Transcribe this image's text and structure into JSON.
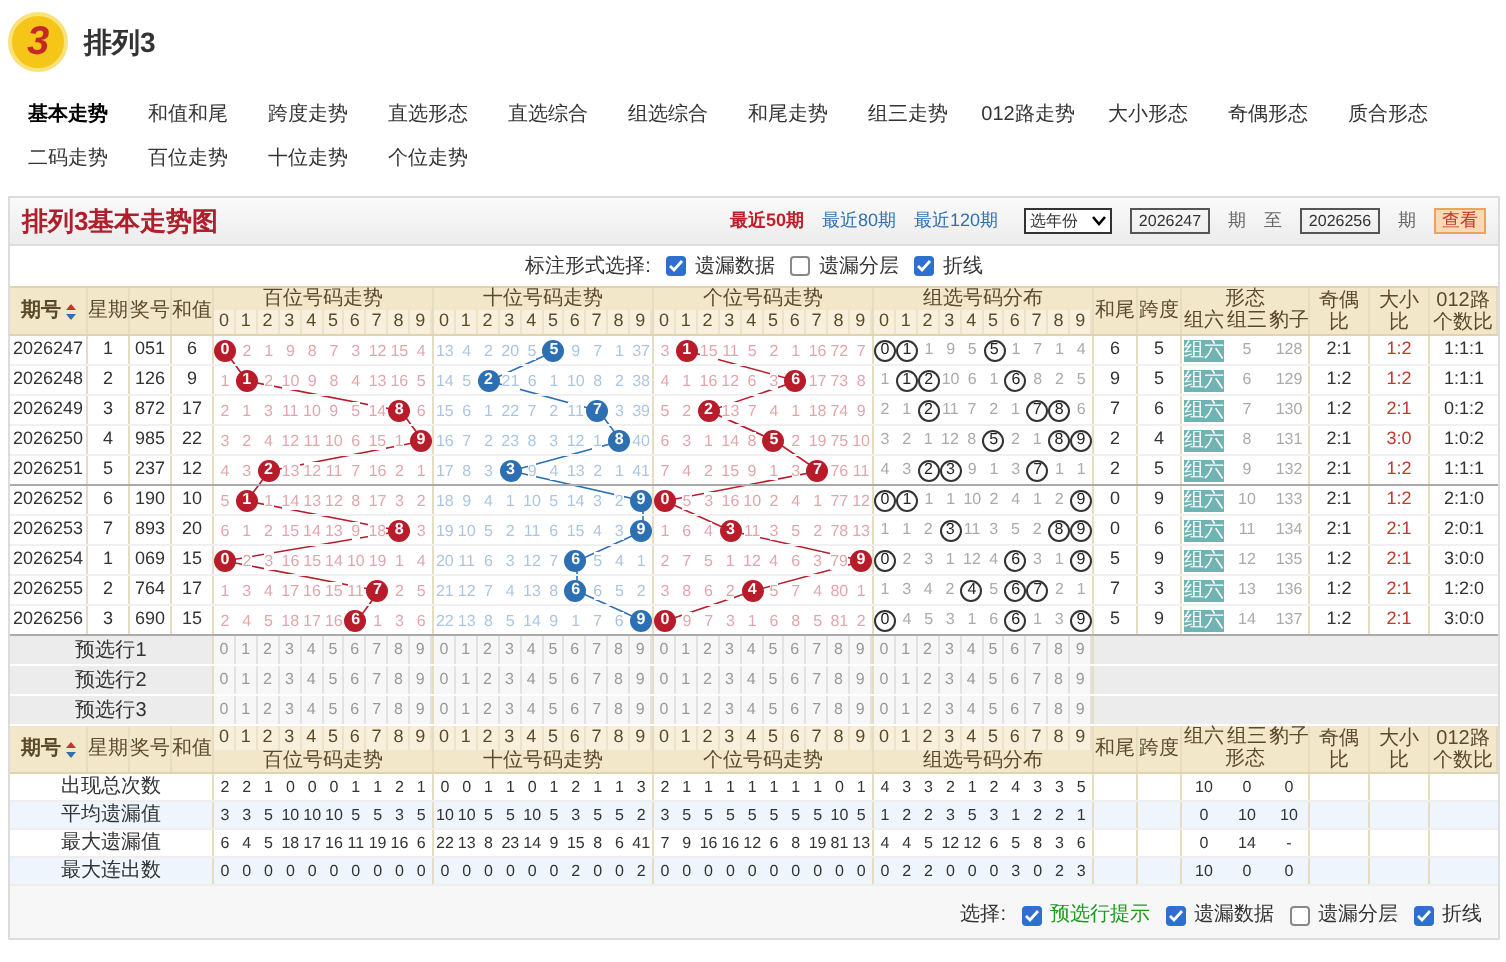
{
  "header": {
    "logo_text": "3",
    "title": "排列3"
  },
  "nav": [
    {
      "label": "基本走势",
      "selected": true
    },
    {
      "label": "和值和尾",
      "selected": false
    },
    {
      "label": "跨度走势",
      "selected": false
    },
    {
      "label": "直选形态",
      "selected": false
    },
    {
      "label": "直选综合",
      "selected": false
    },
    {
      "label": "组选综合",
      "selected": false
    },
    {
      "label": "和尾走势",
      "selected": false
    },
    {
      "label": "组三走势",
      "selected": false
    },
    {
      "label": "012路走势",
      "selected": false
    },
    {
      "label": "大小形态",
      "selected": false
    },
    {
      "label": "奇偶形态",
      "selected": false
    },
    {
      "label": "质合形态",
      "selected": false
    },
    {
      "label": "二码走势",
      "selected": false
    },
    {
      "label": "百位走势",
      "selected": false
    },
    {
      "label": "十位走势",
      "selected": false
    },
    {
      "label": "个位走势",
      "selected": false
    }
  ],
  "panel": {
    "title": "排列3基本走势图",
    "ranges": [
      {
        "label": "最近50期",
        "selected": true
      },
      {
        "label": "最近80期",
        "selected": false
      },
      {
        "label": "最近120期",
        "selected": false
      }
    ],
    "year_select": "选年份",
    "from": "2026247",
    "from_unit": "期",
    "to_label": "至",
    "to": "2026256",
    "to_unit": "期",
    "submit": "查看"
  },
  "options": {
    "label": "标注形式选择:",
    "checks": [
      {
        "label": "遗漏数据",
        "checked": true
      },
      {
        "label": "遗漏分层",
        "checked": false
      },
      {
        "label": "折线",
        "checked": true
      }
    ]
  },
  "table": {
    "columns": {
      "period": "期号",
      "weekday": "星期",
      "number": "奖号",
      "sum": "和值",
      "sections": [
        {
          "title": "百位号码走势",
          "kind": "position",
          "color": "#b81c2a",
          "digits": [
            "0",
            "1",
            "2",
            "3",
            "4",
            "5",
            "6",
            "7",
            "8",
            "9"
          ]
        },
        {
          "title": "十位号码走势",
          "kind": "position",
          "color": "#2d6fb3",
          "digits": [
            "0",
            "1",
            "2",
            "3",
            "4",
            "5",
            "6",
            "7",
            "8",
            "9"
          ]
        },
        {
          "title": "个位号码走势",
          "kind": "position",
          "color": "#b81c2a",
          "digits": [
            "0",
            "1",
            "2",
            "3",
            "4",
            "5",
            "6",
            "7",
            "8",
            "9"
          ]
        },
        {
          "title": "组选号码分布",
          "kind": "group",
          "digits": [
            "0",
            "1",
            "2",
            "3",
            "4",
            "5",
            "6",
            "7",
            "8",
            "9"
          ]
        }
      ],
      "tail": "和尾",
      "span": "跨度",
      "form": {
        "title": "形态",
        "items": [
          "组六",
          "组三",
          "豹子"
        ]
      },
      "odd_even": "奇偶比",
      "big_small": "大小比",
      "route": "012路个数比"
    },
    "rows": [
      {
        "period": "2026247",
        "weekday": "1",
        "number": "051",
        "sum": "6",
        "sections": [
          {
            "values": [
              "0",
              "2",
              "1",
              "9",
              "8",
              "7",
              "3",
              "12",
              "15",
              "4"
            ],
            "hits": [
              true,
              false,
              false,
              false,
              false,
              false,
              false,
              false,
              false,
              false
            ]
          },
          {
            "values": [
              "13",
              "4",
              "2",
              "20",
              "5",
              "5",
              "9",
              "7",
              "1",
              "37"
            ],
            "hits": [
              false,
              false,
              false,
              false,
              false,
              true,
              false,
              false,
              false,
              false
            ]
          },
          {
            "values": [
              "3",
              "1",
              "15",
              "11",
              "5",
              "2",
              "1",
              "16",
              "72",
              "7"
            ],
            "hits": [
              false,
              true,
              false,
              false,
              false,
              false,
              false,
              false,
              false,
              false
            ]
          },
          {
            "values": [
              "0",
              "1",
              "1",
              "9",
              "5",
              "5",
              "1",
              "7",
              "1",
              "4"
            ],
            "hits": [
              true,
              true,
              false,
              false,
              false,
              true,
              false,
              false,
              false,
              false
            ]
          }
        ],
        "tail": "6",
        "span": "5",
        "form": [
          {
            "text": "组六",
            "selected": true
          },
          {
            "text": "5",
            "selected": false
          },
          {
            "text": "128",
            "selected": false
          }
        ],
        "odd_even": "2:1",
        "big_small": "1:2",
        "route": "1:1:1"
      },
      {
        "period": "2026248",
        "weekday": "2",
        "number": "126",
        "sum": "9",
        "sections": [
          {
            "values": [
              "1",
              "1",
              "2",
              "10",
              "9",
              "8",
              "4",
              "13",
              "16",
              "5"
            ],
            "hits": [
              false,
              true,
              false,
              false,
              false,
              false,
              false,
              false,
              false,
              false
            ]
          },
          {
            "values": [
              "14",
              "5",
              "2",
              "21",
              "6",
              "1",
              "10",
              "8",
              "2",
              "38"
            ],
            "hits": [
              false,
              false,
              true,
              false,
              false,
              false,
              false,
              false,
              false,
              false
            ]
          },
          {
            "values": [
              "4",
              "1",
              "16",
              "12",
              "6",
              "3",
              "6",
              "17",
              "73",
              "8"
            ],
            "hits": [
              false,
              false,
              false,
              false,
              false,
              false,
              true,
              false,
              false,
              false
            ]
          },
          {
            "values": [
              "1",
              "1",
              "2",
              "10",
              "6",
              "1",
              "6",
              "8",
              "2",
              "5"
            ],
            "hits": [
              false,
              true,
              true,
              false,
              false,
              false,
              true,
              false,
              false,
              false
            ]
          }
        ],
        "tail": "9",
        "span": "5",
        "form": [
          {
            "text": "组六",
            "selected": true
          },
          {
            "text": "6",
            "selected": false
          },
          {
            "text": "129",
            "selected": false
          }
        ],
        "odd_even": "1:2",
        "big_small": "1:2",
        "route": "1:1:1"
      },
      {
        "period": "2026249",
        "weekday": "3",
        "number": "872",
        "sum": "17",
        "sections": [
          {
            "values": [
              "2",
              "1",
              "3",
              "11",
              "10",
              "9",
              "5",
              "14",
              "8",
              "6"
            ],
            "hits": [
              false,
              false,
              false,
              false,
              false,
              false,
              false,
              false,
              true,
              false
            ]
          },
          {
            "values": [
              "15",
              "6",
              "1",
              "22",
              "7",
              "2",
              "11",
              "7",
              "3",
              "39"
            ],
            "hits": [
              false,
              false,
              false,
              false,
              false,
              false,
              false,
              true,
              false,
              false
            ]
          },
          {
            "values": [
              "5",
              "2",
              "2",
              "13",
              "7",
              "4",
              "1",
              "18",
              "74",
              "9"
            ],
            "hits": [
              false,
              false,
              true,
              false,
              false,
              false,
              false,
              false,
              false,
              false
            ]
          },
          {
            "values": [
              "2",
              "1",
              "2",
              "11",
              "7",
              "2",
              "1",
              "7",
              "8",
              "6"
            ],
            "hits": [
              false,
              false,
              true,
              false,
              false,
              false,
              false,
              true,
              true,
              false
            ]
          }
        ],
        "tail": "7",
        "span": "6",
        "form": [
          {
            "text": "组六",
            "selected": true
          },
          {
            "text": "7",
            "selected": false
          },
          {
            "text": "130",
            "selected": false
          }
        ],
        "odd_even": "1:2",
        "big_small": "2:1",
        "route": "0:1:2"
      },
      {
        "period": "2026250",
        "weekday": "4",
        "number": "985",
        "sum": "22",
        "sections": [
          {
            "values": [
              "3",
              "2",
              "4",
              "12",
              "11",
              "10",
              "6",
              "15",
              "1",
              "9"
            ],
            "hits": [
              false,
              false,
              false,
              false,
              false,
              false,
              false,
              false,
              false,
              true
            ]
          },
          {
            "values": [
              "16",
              "7",
              "2",
              "23",
              "8",
              "3",
              "12",
              "1",
              "8",
              "40"
            ],
            "hits": [
              false,
              false,
              false,
              false,
              false,
              false,
              false,
              false,
              true,
              false
            ]
          },
          {
            "values": [
              "6",
              "3",
              "1",
              "14",
              "8",
              "5",
              "2",
              "19",
              "75",
              "10"
            ],
            "hits": [
              false,
              false,
              false,
              false,
              false,
              true,
              false,
              false,
              false,
              false
            ]
          },
          {
            "values": [
              "3",
              "2",
              "1",
              "12",
              "8",
              "5",
              "2",
              "1",
              "8",
              "9"
            ],
            "hits": [
              false,
              false,
              false,
              false,
              false,
              true,
              false,
              false,
              true,
              true
            ]
          }
        ],
        "tail": "2",
        "span": "4",
        "form": [
          {
            "text": "组六",
            "selected": true
          },
          {
            "text": "8",
            "selected": false
          },
          {
            "text": "131",
            "selected": false
          }
        ],
        "odd_even": "2:1",
        "big_small": "3:0",
        "route": "1:0:2"
      },
      {
        "period": "2026251",
        "weekday": "5",
        "number": "237",
        "sum": "12",
        "sections": [
          {
            "values": [
              "4",
              "3",
              "2",
              "13",
              "12",
              "11",
              "7",
              "16",
              "2",
              "1"
            ],
            "hits": [
              false,
              false,
              true,
              false,
              false,
              false,
              false,
              false,
              false,
              false
            ]
          },
          {
            "values": [
              "17",
              "8",
              "3",
              "3",
              "9",
              "4",
              "13",
              "2",
              "1",
              "41"
            ],
            "hits": [
              false,
              false,
              false,
              true,
              false,
              false,
              false,
              false,
              false,
              false
            ]
          },
          {
            "values": [
              "7",
              "4",
              "2",
              "15",
              "9",
              "1",
              "3",
              "7",
              "76",
              "11"
            ],
            "hits": [
              false,
              false,
              false,
              false,
              false,
              false,
              false,
              true,
              false,
              false
            ]
          },
          {
            "values": [
              "4",
              "3",
              "2",
              "3",
              "9",
              "1",
              "3",
              "7",
              "1",
              "1"
            ],
            "hits": [
              false,
              false,
              true,
              true,
              false,
              false,
              false,
              true,
              false,
              false
            ]
          }
        ],
        "tail": "2",
        "span": "5",
        "form": [
          {
            "text": "组六",
            "selected": true
          },
          {
            "text": "9",
            "selected": false
          },
          {
            "text": "132",
            "selected": false
          }
        ],
        "odd_even": "2:1",
        "big_small": "1:2",
        "route": "1:1:1"
      },
      {
        "period": "2026252",
        "weekday": "6",
        "number": "190",
        "sum": "10",
        "sections": [
          {
            "values": [
              "5",
              "1",
              "1",
              "14",
              "13",
              "12",
              "8",
              "17",
              "3",
              "2"
            ],
            "hits": [
              false,
              true,
              false,
              false,
              false,
              false,
              false,
              false,
              false,
              false
            ]
          },
          {
            "values": [
              "18",
              "9",
              "4",
              "1",
              "10",
              "5",
              "14",
              "3",
              "2",
              "9"
            ],
            "hits": [
              false,
              false,
              false,
              false,
              false,
              false,
              false,
              false,
              false,
              true
            ]
          },
          {
            "values": [
              "0",
              "5",
              "3",
              "16",
              "10",
              "2",
              "4",
              "1",
              "77",
              "12"
            ],
            "hits": [
              true,
              false,
              false,
              false,
              false,
              false,
              false,
              false,
              false,
              false
            ]
          },
          {
            "values": [
              "0",
              "1",
              "1",
              "1",
              "10",
              "2",
              "4",
              "1",
              "2",
              "9"
            ],
            "hits": [
              true,
              true,
              false,
              false,
              false,
              false,
              false,
              false,
              false,
              true
            ]
          }
        ],
        "tail": "0",
        "span": "9",
        "form": [
          {
            "text": "组六",
            "selected": true
          },
          {
            "text": "10",
            "selected": false
          },
          {
            "text": "133",
            "selected": false
          }
        ],
        "odd_even": "2:1",
        "big_small": "1:2",
        "route": "2:1:0"
      },
      {
        "period": "2026253",
        "weekday": "7",
        "number": "893",
        "sum": "20",
        "sections": [
          {
            "values": [
              "6",
              "1",
              "2",
              "15",
              "14",
              "13",
              "9",
              "18",
              "8",
              "3"
            ],
            "hits": [
              false,
              false,
              false,
              false,
              false,
              false,
              false,
              false,
              true,
              false
            ]
          },
          {
            "values": [
              "19",
              "10",
              "5",
              "2",
              "11",
              "6",
              "15",
              "4",
              "3",
              "9"
            ],
            "hits": [
              false,
              false,
              false,
              false,
              false,
              false,
              false,
              false,
              false,
              true
            ]
          },
          {
            "values": [
              "1",
              "6",
              "4",
              "3",
              "11",
              "3",
              "5",
              "2",
              "78",
              "13"
            ],
            "hits": [
              false,
              false,
              false,
              true,
              false,
              false,
              false,
              false,
              false,
              false
            ]
          },
          {
            "values": [
              "1",
              "1",
              "2",
              "3",
              "11",
              "3",
              "5",
              "2",
              "8",
              "9"
            ],
            "hits": [
              false,
              false,
              false,
              true,
              false,
              false,
              false,
              false,
              true,
              true
            ]
          }
        ],
        "tail": "0",
        "span": "6",
        "form": [
          {
            "text": "组六",
            "selected": true
          },
          {
            "text": "11",
            "selected": false
          },
          {
            "text": "134",
            "selected": false
          }
        ],
        "odd_even": "2:1",
        "big_small": "2:1",
        "route": "2:0:1"
      },
      {
        "period": "2026254",
        "weekday": "1",
        "number": "069",
        "sum": "15",
        "sections": [
          {
            "values": [
              "0",
              "2",
              "3",
              "16",
              "15",
              "14",
              "10",
              "19",
              "1",
              "4"
            ],
            "hits": [
              true,
              false,
              false,
              false,
              false,
              false,
              false,
              false,
              false,
              false
            ]
          },
          {
            "values": [
              "20",
              "11",
              "6",
              "3",
              "12",
              "7",
              "6",
              "5",
              "4",
              "1"
            ],
            "hits": [
              false,
              false,
              false,
              false,
              false,
              false,
              true,
              false,
              false,
              false
            ]
          },
          {
            "values": [
              "2",
              "7",
              "5",
              "1",
              "12",
              "4",
              "6",
              "3",
              "79",
              "9"
            ],
            "hits": [
              false,
              false,
              false,
              false,
              false,
              false,
              false,
              false,
              false,
              true
            ]
          },
          {
            "values": [
              "0",
              "2",
              "3",
              "1",
              "12",
              "4",
              "6",
              "3",
              "1",
              "9"
            ],
            "hits": [
              true,
              false,
              false,
              false,
              false,
              false,
              true,
              false,
              false,
              true
            ]
          }
        ],
        "tail": "5",
        "span": "9",
        "form": [
          {
            "text": "组六",
            "selected": true
          },
          {
            "text": "12",
            "selected": false
          },
          {
            "text": "135",
            "selected": false
          }
        ],
        "odd_even": "1:2",
        "big_small": "2:1",
        "route": "3:0:0"
      },
      {
        "period": "2026255",
        "weekday": "2",
        "number": "764",
        "sum": "17",
        "sections": [
          {
            "values": [
              "1",
              "3",
              "4",
              "17",
              "16",
              "15",
              "11",
              "7",
              "2",
              "5"
            ],
            "hits": [
              false,
              false,
              false,
              false,
              false,
              false,
              false,
              true,
              false,
              false
            ]
          },
          {
            "values": [
              "21",
              "12",
              "7",
              "4",
              "13",
              "8",
              "6",
              "6",
              "5",
              "2"
            ],
            "hits": [
              false,
              false,
              false,
              false,
              false,
              false,
              true,
              false,
              false,
              false
            ]
          },
          {
            "values": [
              "3",
              "8",
              "6",
              "2",
              "4",
              "5",
              "7",
              "4",
              "80",
              "1"
            ],
            "hits": [
              false,
              false,
              false,
              false,
              true,
              false,
              false,
              false,
              false,
              false
            ]
          },
          {
            "values": [
              "1",
              "3",
              "4",
              "2",
              "4",
              "5",
              "6",
              "7",
              "2",
              "1"
            ],
            "hits": [
              false,
              false,
              false,
              false,
              true,
              false,
              true,
              true,
              false,
              false
            ]
          }
        ],
        "tail": "7",
        "span": "3",
        "form": [
          {
            "text": "组六",
            "selected": true
          },
          {
            "text": "13",
            "selected": false
          },
          {
            "text": "136",
            "selected": false
          }
        ],
        "odd_even": "1:2",
        "big_small": "2:1",
        "route": "1:2:0"
      },
      {
        "period": "2026256",
        "weekday": "3",
        "number": "690",
        "sum": "15",
        "sections": [
          {
            "values": [
              "2",
              "4",
              "5",
              "18",
              "17",
              "16",
              "6",
              "1",
              "3",
              "6"
            ],
            "hits": [
              false,
              false,
              false,
              false,
              false,
              false,
              true,
              false,
              false,
              false
            ]
          },
          {
            "values": [
              "22",
              "13",
              "8",
              "5",
              "14",
              "9",
              "1",
              "7",
              "6",
              "9"
            ],
            "hits": [
              false,
              false,
              false,
              false,
              false,
              false,
              false,
              false,
              false,
              true
            ]
          },
          {
            "values": [
              "0",
              "9",
              "7",
              "3",
              "1",
              "6",
              "8",
              "5",
              "81",
              "2"
            ],
            "hits": [
              true,
              false,
              false,
              false,
              false,
              false,
              false,
              false,
              false,
              false
            ]
          },
          {
            "values": [
              "0",
              "4",
              "5",
              "3",
              "1",
              "6",
              "6",
              "1",
              "3",
              "9"
            ],
            "hits": [
              true,
              false,
              false,
              false,
              false,
              false,
              true,
              false,
              false,
              true
            ]
          }
        ],
        "tail": "5",
        "span": "9",
        "form": [
          {
            "text": "组六",
            "selected": true
          },
          {
            "text": "14",
            "selected": false
          },
          {
            "text": "137",
            "selected": false
          }
        ],
        "odd_even": "1:2",
        "big_small": "2:1",
        "route": "3:0:0"
      }
    ],
    "preselect_rows": [
      {
        "label": "预选行1",
        "sections": [
          [
            "0",
            "1",
            "2",
            "3",
            "4",
            "5",
            "6",
            "7",
            "8",
            "9"
          ],
          [
            "0",
            "1",
            "2",
            "3",
            "4",
            "5",
            "6",
            "7",
            "8",
            "9"
          ],
          [
            "0",
            "1",
            "2",
            "3",
            "4",
            "5",
            "6",
            "7",
            "8",
            "9"
          ],
          [
            "0",
            "1",
            "2",
            "3",
            "4",
            "5",
            "6",
            "7",
            "8",
            "9"
          ]
        ]
      },
      {
        "label": "预选行2",
        "sections": [
          [
            "0",
            "1",
            "2",
            "3",
            "4",
            "5",
            "6",
            "7",
            "8",
            "9"
          ],
          [
            "0",
            "1",
            "2",
            "3",
            "4",
            "5",
            "6",
            "7",
            "8",
            "9"
          ],
          [
            "0",
            "1",
            "2",
            "3",
            "4",
            "5",
            "6",
            "7",
            "8",
            "9"
          ],
          [
            "0",
            "1",
            "2",
            "3",
            "4",
            "5",
            "6",
            "7",
            "8",
            "9"
          ]
        ]
      },
      {
        "label": "预选行3",
        "sections": [
          [
            "0",
            "1",
            "2",
            "3",
            "4",
            "5",
            "6",
            "7",
            "8",
            "9"
          ],
          [
            "0",
            "1",
            "2",
            "3",
            "4",
            "5",
            "6",
            "7",
            "8",
            "9"
          ],
          [
            "0",
            "1",
            "2",
            "3",
            "4",
            "5",
            "6",
            "7",
            "8",
            "9"
          ],
          [
            "0",
            "1",
            "2",
            "3",
            "4",
            "5",
            "6",
            "7",
            "8",
            "9"
          ]
        ]
      }
    ],
    "footer_columns": {
      "period": "期号",
      "weekday": "星期",
      "number": "奖号",
      "sum": "和值",
      "sections": [
        {
          "title": "百位号码走势",
          "digits": [
            "0",
            "1",
            "2",
            "3",
            "4",
            "5",
            "6",
            "7",
            "8",
            "9"
          ]
        },
        {
          "title": "十位号码走势",
          "digits": [
            "0",
            "1",
            "2",
            "3",
            "4",
            "5",
            "6",
            "7",
            "8",
            "9"
          ]
        },
        {
          "title": "个位号码走势",
          "digits": [
            "0",
            "1",
            "2",
            "3",
            "4",
            "5",
            "6",
            "7",
            "8",
            "9"
          ]
        },
        {
          "title": "组选号码分布",
          "digits": [
            "0",
            "1",
            "2",
            "3",
            "4",
            "5",
            "6",
            "7",
            "8",
            "9"
          ]
        }
      ],
      "tail": "和尾",
      "span": "跨度",
      "form": {
        "title": "形态",
        "items": [
          "组六",
          "组三",
          "豹子"
        ]
      },
      "odd_even": "奇偶比",
      "big_small": "大小比",
      "route": "012路个数比"
    },
    "stats": [
      {
        "label": "出现总次数",
        "sections": [
          [
            "2",
            "2",
            "1",
            "0",
            "0",
            "0",
            "1",
            "1",
            "2",
            "1"
          ],
          [
            "0",
            "0",
            "1",
            "1",
            "0",
            "1",
            "2",
            "1",
            "1",
            "3"
          ],
          [
            "2",
            "1",
            "1",
            "1",
            "1",
            "1",
            "1",
            "1",
            "0",
            "1"
          ],
          [
            "4",
            "3",
            "3",
            "2",
            "1",
            "2",
            "4",
            "3",
            "3",
            "5"
          ]
        ],
        "form": [
          "10",
          "0",
          "0"
        ]
      },
      {
        "label": "平均遗漏值",
        "sections": [
          [
            "3",
            "3",
            "5",
            "10",
            "10",
            "10",
            "5",
            "5",
            "3",
            "5"
          ],
          [
            "10",
            "10",
            "5",
            "5",
            "10",
            "5",
            "3",
            "5",
            "5",
            "2"
          ],
          [
            "3",
            "5",
            "5",
            "5",
            "5",
            "5",
            "5",
            "5",
            "10",
            "5"
          ],
          [
            "1",
            "2",
            "2",
            "3",
            "5",
            "3",
            "1",
            "2",
            "2",
            "1"
          ]
        ],
        "form": [
          "0",
          "10",
          "10"
        ]
      },
      {
        "label": "最大遗漏值",
        "sections": [
          [
            "6",
            "4",
            "5",
            "18",
            "17",
            "16",
            "11",
            "19",
            "16",
            "6"
          ],
          [
            "22",
            "13",
            "8",
            "23",
            "14",
            "9",
            "15",
            "8",
            "6",
            "41"
          ],
          [
            "7",
            "9",
            "16",
            "16",
            "12",
            "6",
            "8",
            "19",
            "81",
            "13"
          ],
          [
            "4",
            "4",
            "5",
            "12",
            "12",
            "6",
            "5",
            "8",
            "3",
            "6"
          ]
        ],
        "form": [
          "0",
          "14",
          "-"
        ]
      },
      {
        "label": "最大连出数",
        "sections": [
          [
            "0",
            "0",
            "0",
            "0",
            "0",
            "0",
            "0",
            "0",
            "0",
            "0"
          ],
          [
            "0",
            "0",
            "0",
            "0",
            "0",
            "0",
            "2",
            "0",
            "0",
            "2"
          ],
          [
            "0",
            "0",
            "0",
            "0",
            "0",
            "0",
            "0",
            "0",
            "0",
            "0"
          ],
          [
            "0",
            "2",
            "2",
            "0",
            "0",
            "0",
            "3",
            "0",
            "2",
            "3"
          ]
        ],
        "form": [
          "10",
          "0",
          "0"
        ]
      }
    ]
  },
  "footer_options": {
    "label": "选择:",
    "checks": [
      {
        "label": "预选行提示",
        "checked": true,
        "kind": "hint"
      },
      {
        "label": "遗漏数据",
        "checked": true,
        "kind": "plain"
      },
      {
        "label": "遗漏分层",
        "checked": false,
        "kind": "plain"
      },
      {
        "label": "折线",
        "checked": true,
        "kind": "plain"
      }
    ]
  }
}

**Instructions to follow:**
Go through the records above, find every line with the word "period", and list those lines.

**Complete output:**
      "period": "期号",
        "period": "2026247",
        "period": "2026248",
        "period": "2026249",
        "period": "2026250",
        "period": "2026251",
        "period": "2026252",
        "period": "2026253",
        "period": "2026254",
        "period": "2026255",
        "period": "2026256",
      "period": "期号",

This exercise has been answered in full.